** begin SUPPLIED RECORDS **

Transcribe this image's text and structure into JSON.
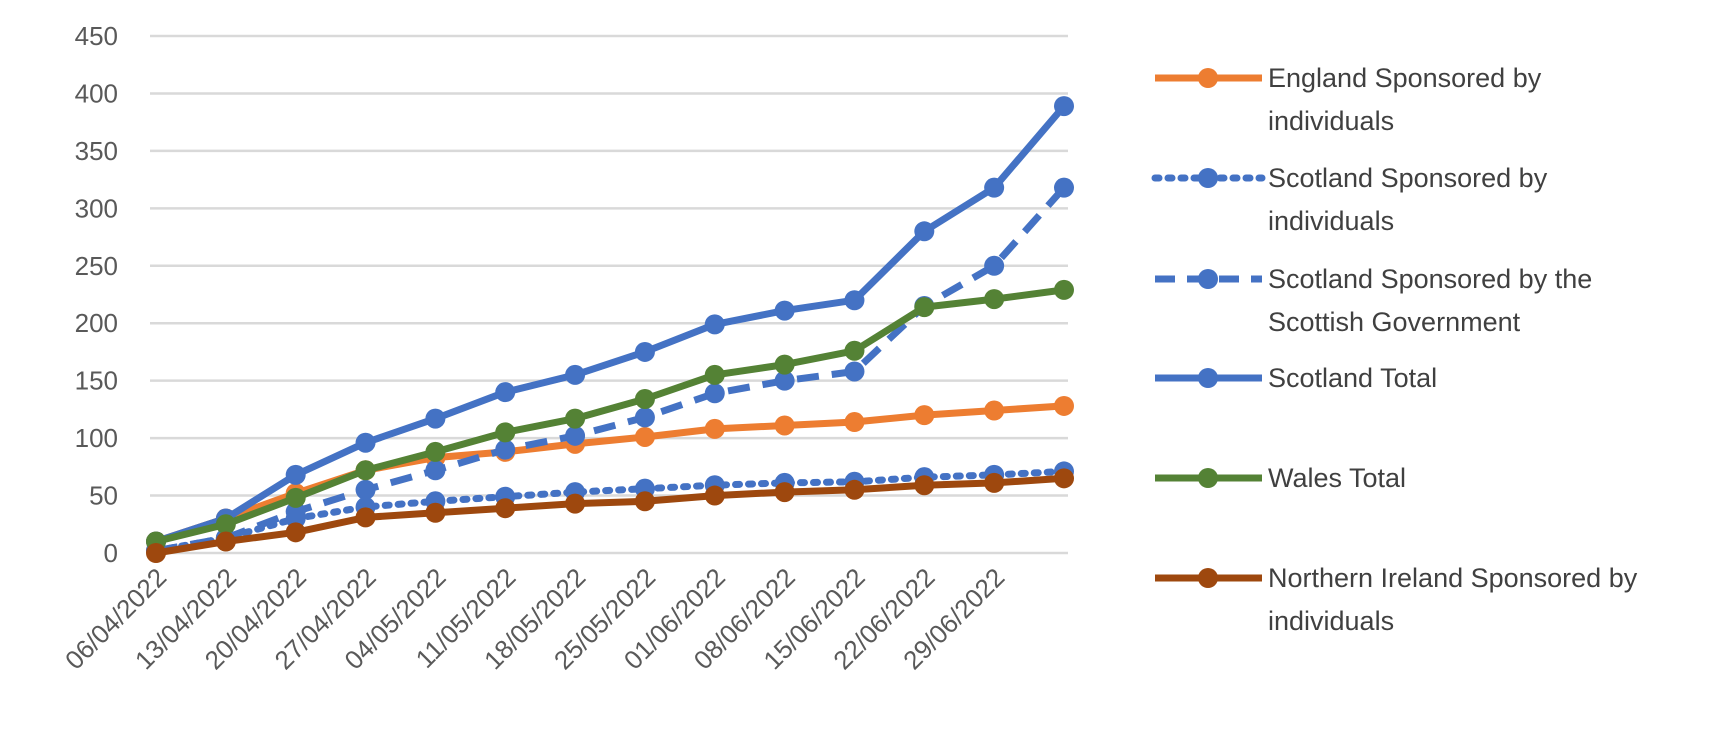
{
  "chart_data": {
    "type": "line",
    "title": "",
    "xlabel": "",
    "ylabel": "",
    "ylim": [
      0,
      450
    ],
    "y_ticks": [
      0,
      50,
      100,
      150,
      200,
      250,
      300,
      350,
      400,
      450
    ],
    "grid": true,
    "legend_position": "right",
    "categories": [
      "06/04/2022",
      "13/04/2022",
      "20/04/2022",
      "27/04/2022",
      "04/05/2022",
      "11/05/2022",
      "18/05/2022",
      "25/05/2022",
      "01/06/2022",
      "08/06/2022",
      "15/06/2022",
      "22/06/2022",
      "29/06/2022",
      "06/07/2022"
    ],
    "x_tick_labels": [
      "06/04/2022",
      "13/04/2022",
      "20/04/2022",
      "27/04/2022",
      "04/05/2022",
      "11/05/2022",
      "18/05/2022",
      "25/05/2022",
      "01/06/2022",
      "08/06/2022",
      "15/06/2022",
      "22/06/2022",
      "29/06/2022",
      ""
    ],
    "series": [
      {
        "name": "England Sponsored by individuals",
        "legend_lines": [
          "England Sponsored by",
          "individuals"
        ],
        "color": "#ed7d31",
        "style": "solid",
        "values": [
          10,
          30,
          52,
          72,
          83,
          88,
          95,
          101,
          108,
          111,
          114,
          120,
          124,
          128
        ]
      },
      {
        "name": "Scotland Sponsored by individuals",
        "legend_lines": [
          "Scotland Sponsored by",
          "individuals"
        ],
        "color": "#4472c4",
        "style": "dotted",
        "values": [
          2,
          13,
          30,
          40,
          45,
          49,
          53,
          56,
          59,
          61,
          62,
          66,
          68,
          71
        ]
      },
      {
        "name": "Scotland Sponsored by the Scottish Government",
        "legend_lines": [
          "Scotland Sponsored by the",
          "Scottish Government"
        ],
        "color": "#4472c4",
        "style": "dashed",
        "values": [
          2,
          13,
          36,
          55,
          72,
          90,
          102,
          118,
          139,
          150,
          158,
          215,
          250,
          318
        ]
      },
      {
        "name": "Scotland Total",
        "legend_lines": [
          "Scotland Total"
        ],
        "color": "#4472c4",
        "style": "solid",
        "values": [
          10,
          30,
          68,
          96,
          117,
          140,
          155,
          175,
          199,
          211,
          220,
          280,
          318,
          389
        ]
      },
      {
        "name": "Wales Total",
        "legend_lines": [
          "Wales Total"
        ],
        "color": "#548235",
        "style": "solid",
        "values": [
          10,
          25,
          48,
          72,
          88,
          105,
          117,
          134,
          155,
          164,
          176,
          214,
          221,
          229
        ]
      },
      {
        "name": "Northern Ireland Sponsored by individuals",
        "legend_lines": [
          "Northern Ireland Sponsored by",
          "individuals"
        ],
        "color": "#9e480e",
        "style": "solid",
        "values": [
          0,
          10,
          18,
          31,
          35,
          39,
          43,
          45,
          50,
          53,
          55,
          59,
          61,
          65
        ]
      }
    ]
  }
}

** end SUPPLIED RECORDS **

Pull out every line of the records above that contains the word "Scottish".

__RESPONSE__.
        "name": "Scotland Sponsored by the Scottish Government",
          "Scottish Government"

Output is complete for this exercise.